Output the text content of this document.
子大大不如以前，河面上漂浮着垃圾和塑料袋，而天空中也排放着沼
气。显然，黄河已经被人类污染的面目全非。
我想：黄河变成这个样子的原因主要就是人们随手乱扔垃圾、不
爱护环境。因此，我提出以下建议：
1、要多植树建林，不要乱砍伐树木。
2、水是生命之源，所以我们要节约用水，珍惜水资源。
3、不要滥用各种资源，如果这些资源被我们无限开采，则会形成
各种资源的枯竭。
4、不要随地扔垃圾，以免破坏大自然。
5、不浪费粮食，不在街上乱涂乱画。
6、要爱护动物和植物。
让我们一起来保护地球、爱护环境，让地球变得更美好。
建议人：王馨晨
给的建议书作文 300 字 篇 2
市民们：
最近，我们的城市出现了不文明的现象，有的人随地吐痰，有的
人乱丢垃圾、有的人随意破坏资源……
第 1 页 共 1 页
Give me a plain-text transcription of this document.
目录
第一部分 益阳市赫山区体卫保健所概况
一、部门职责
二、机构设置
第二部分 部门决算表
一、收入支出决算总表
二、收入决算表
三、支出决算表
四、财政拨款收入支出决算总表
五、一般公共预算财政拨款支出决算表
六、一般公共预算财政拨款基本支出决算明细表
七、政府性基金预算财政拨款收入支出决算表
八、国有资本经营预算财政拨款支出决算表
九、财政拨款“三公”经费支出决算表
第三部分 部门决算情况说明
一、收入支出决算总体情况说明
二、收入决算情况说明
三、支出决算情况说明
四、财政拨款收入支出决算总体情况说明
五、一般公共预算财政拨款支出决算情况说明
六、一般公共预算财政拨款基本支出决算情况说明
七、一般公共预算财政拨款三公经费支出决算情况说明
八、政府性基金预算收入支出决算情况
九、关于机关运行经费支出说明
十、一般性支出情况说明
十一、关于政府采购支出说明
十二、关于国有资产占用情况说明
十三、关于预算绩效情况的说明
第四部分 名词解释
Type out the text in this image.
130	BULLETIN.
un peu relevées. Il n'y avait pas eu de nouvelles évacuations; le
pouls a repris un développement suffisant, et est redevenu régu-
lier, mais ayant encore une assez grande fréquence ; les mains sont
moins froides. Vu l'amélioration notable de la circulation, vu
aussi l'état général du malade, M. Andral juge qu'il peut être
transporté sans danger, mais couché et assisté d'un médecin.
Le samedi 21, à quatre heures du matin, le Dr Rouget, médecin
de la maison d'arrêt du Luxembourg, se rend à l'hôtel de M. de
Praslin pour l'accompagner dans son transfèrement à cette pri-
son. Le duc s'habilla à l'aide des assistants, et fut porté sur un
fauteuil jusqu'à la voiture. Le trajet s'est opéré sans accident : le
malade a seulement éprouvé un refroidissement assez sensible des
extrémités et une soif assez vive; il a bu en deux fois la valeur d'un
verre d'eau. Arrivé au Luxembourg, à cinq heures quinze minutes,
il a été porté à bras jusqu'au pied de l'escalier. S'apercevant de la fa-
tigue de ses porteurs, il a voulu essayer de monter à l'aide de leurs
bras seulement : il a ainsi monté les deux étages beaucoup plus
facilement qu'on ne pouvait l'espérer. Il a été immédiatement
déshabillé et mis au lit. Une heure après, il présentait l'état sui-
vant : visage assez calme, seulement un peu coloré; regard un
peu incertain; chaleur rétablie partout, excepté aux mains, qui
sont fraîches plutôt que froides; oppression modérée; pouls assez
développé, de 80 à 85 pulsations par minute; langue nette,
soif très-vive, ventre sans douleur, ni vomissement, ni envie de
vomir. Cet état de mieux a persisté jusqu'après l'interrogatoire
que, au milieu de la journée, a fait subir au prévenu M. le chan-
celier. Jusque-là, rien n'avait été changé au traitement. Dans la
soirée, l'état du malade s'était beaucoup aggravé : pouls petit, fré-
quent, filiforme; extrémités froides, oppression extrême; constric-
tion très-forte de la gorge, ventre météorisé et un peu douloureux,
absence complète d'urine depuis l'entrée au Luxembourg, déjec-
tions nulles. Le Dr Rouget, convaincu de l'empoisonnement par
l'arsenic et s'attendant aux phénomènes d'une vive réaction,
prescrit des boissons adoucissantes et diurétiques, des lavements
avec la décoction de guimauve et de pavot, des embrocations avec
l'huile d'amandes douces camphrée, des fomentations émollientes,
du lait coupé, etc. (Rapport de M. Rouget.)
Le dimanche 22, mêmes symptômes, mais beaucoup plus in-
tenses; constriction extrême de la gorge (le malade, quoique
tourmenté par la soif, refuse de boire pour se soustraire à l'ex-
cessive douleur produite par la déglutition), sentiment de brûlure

==============================

- **JOB**
Go through the records and print each one exactly.

- **REPLY TO THE EXERCISE**
Output the text content of this document.
子大大不如以前，河面上漂浮着垃圾和塑料袋，而天空中也排放着沼
气。显然，黄河已经被人类污染的面目全非。
我想：黄河变成这个样子的原因主要就是人们随手乱扔垃圾、不
爱护环境。因此，我提出以下建议：
1、要多植树建林，不要乱砍伐树木。
2、水是生命之源，所以我们要节约用水，珍惜水资源。
3、不要滥用各种资源，如果这些资源被我们无限开采，则会形成
各种资源的枯竭。
4、不要随地扔垃圾，以免破坏大自然。
5、不浪费粮食，不在街上乱涂乱画。
6、要爱护动物和植物。
让我们一起来保护地球、爱护环境，让地球变得更美好。
建议人：王馨晨
给的建议书作文 300 字 篇 2
市民们：
最近，我们的城市出现了不文明的现象，有的人随地吐痰，有的
人乱丢垃圾、有的人随意破坏资源……
第 1 页 共 1 页
Give me a plain-text transcription of this document.
目录
第一部分 益阳市赫山区体卫保健所概况
一、部门职责
二、机构设置
第二部分 部门决算表
一、收入支出决算总表
二、收入决算表
三、支出决算表
四、财政拨款收入支出决算总表
五、一般公共预算财政拨款支出决算表
六、一般公共预算财政拨款基本支出决算明细表
七、政府性基金预算财政拨款收入支出决算表
八、国有资本经营预算财政拨款支出决算表
九、财政拨款“三公”经费支出决算表
第三部分 部门决算情况说明
一、收入支出决算总体情况说明
二、收入决算情况说明
三、支出决算情况说明
四、财政拨款收入支出决算总体情况说明
五、一般公共预算财政拨款支出决算情况说明
六、一般公共预算财政拨款基本支出决算情况说明
七、一般公共预算财政拨款三公经费支出决算情况说明
八、政府性基金预算收入支出决算情况
九、关于机关运行经费支出说明
十、一般性支出情况说明
十一、关于政府采购支出说明
十二、关于国有资产占用情况说明
十三、关于预算绩效情况的说明
第四部分 名词解释
Type out the text in this image.
130	BULLETIN.
un peu relevées. Il n'y avait pas eu de nouvelles évacuations; le
pouls a repris un développement suffisant, et est redevenu régu-
lier, mais ayant encore une assez grande fréquence ; les mains sont
moins froides. Vu l'amélioration notable de la circulation, vu
aussi l'état général du malade, M. Andral juge qu'il peut être
transporté sans danger, mais couché et assisté d'un médecin.
Le samedi 21, à quatre heures du matin, le Dr Rouget, médecin
de la maison d'arrêt du Luxembourg, se rend à l'hôtel de M. de
Praslin pour l'accompagner dans son transfèrement à cette pri-
son. Le duc s'habilla à l'aide des assistants, et fut porté sur un
fauteuil jusqu'à la voiture. Le trajet s'est opéré sans accident : le
malade a seulement éprouvé un refroidissement assez sensible des
extrémités et une soif assez vive; il a bu en deux fois la valeur d'un
verre d'eau. Arrivé au Luxembourg, à cinq heures quinze minutes,
il a été porté à bras jusqu'au pied de l'escalier. S'apercevant de la fa-
tigue de ses porteurs, il a voulu essayer de monter à l'aide de leurs
bras seulement : il a ainsi monté les deux étages beaucoup plus
facilement qu'on ne pouvait l'espérer. Il a été immédiatement
déshabillé et mis au lit. Une heure après, il présentait l'état sui-
vant : visage assez calme, seulement un peu coloré; regard un
peu incertain; chaleur rétablie partout, excepté aux mains, qui
sont fraîches plutôt que froides; oppression modérée; pouls assez
développé, de 80 à 85 pulsations par minute; langue nette,
soif très-vive, ventre sans douleur, ni vomissement, ni envie de
vomir. Cet état de mieux a persisté jusqu'après l'interrogatoire
que, au milieu de la journée, a fait subir au prévenu M. le chan-
celier. Jusque-là, rien n'avait été changé au traitement. Dans la
soirée, l'état du malade s'était beaucoup aggravé : pouls petit, fré-
quent, filiforme; extrémités froides, oppression extrême; constric-
tion très-forte de la gorge, ventre météorisé et un peu douloureux,
absence complète d'urine depuis l'entrée au Luxembourg, déjec-
tions nulles. Le Dr Rouget, convaincu de l'empoisonnement par
l'arsenic et s'attendant aux phénomènes d'une vive réaction,
prescrit des boissons adoucissantes et diurétiques, des lavements
avec la décoction de guimauve et de pavot, des embrocations avec
l'huile d'amandes douces camphrée, des fomentations émollientes,
du lait coupé, etc. (Rapport de M. Rouget.)
Le dimanche 22, mêmes symptômes, mais beaucoup plus in-
tenses; constriction extrême de la gorge (le malade, quoique
tourmenté par la soif, refuse de boire pour se soustraire à l'ex-
cessive douleur produite par la déglutition), sentiment de brûlure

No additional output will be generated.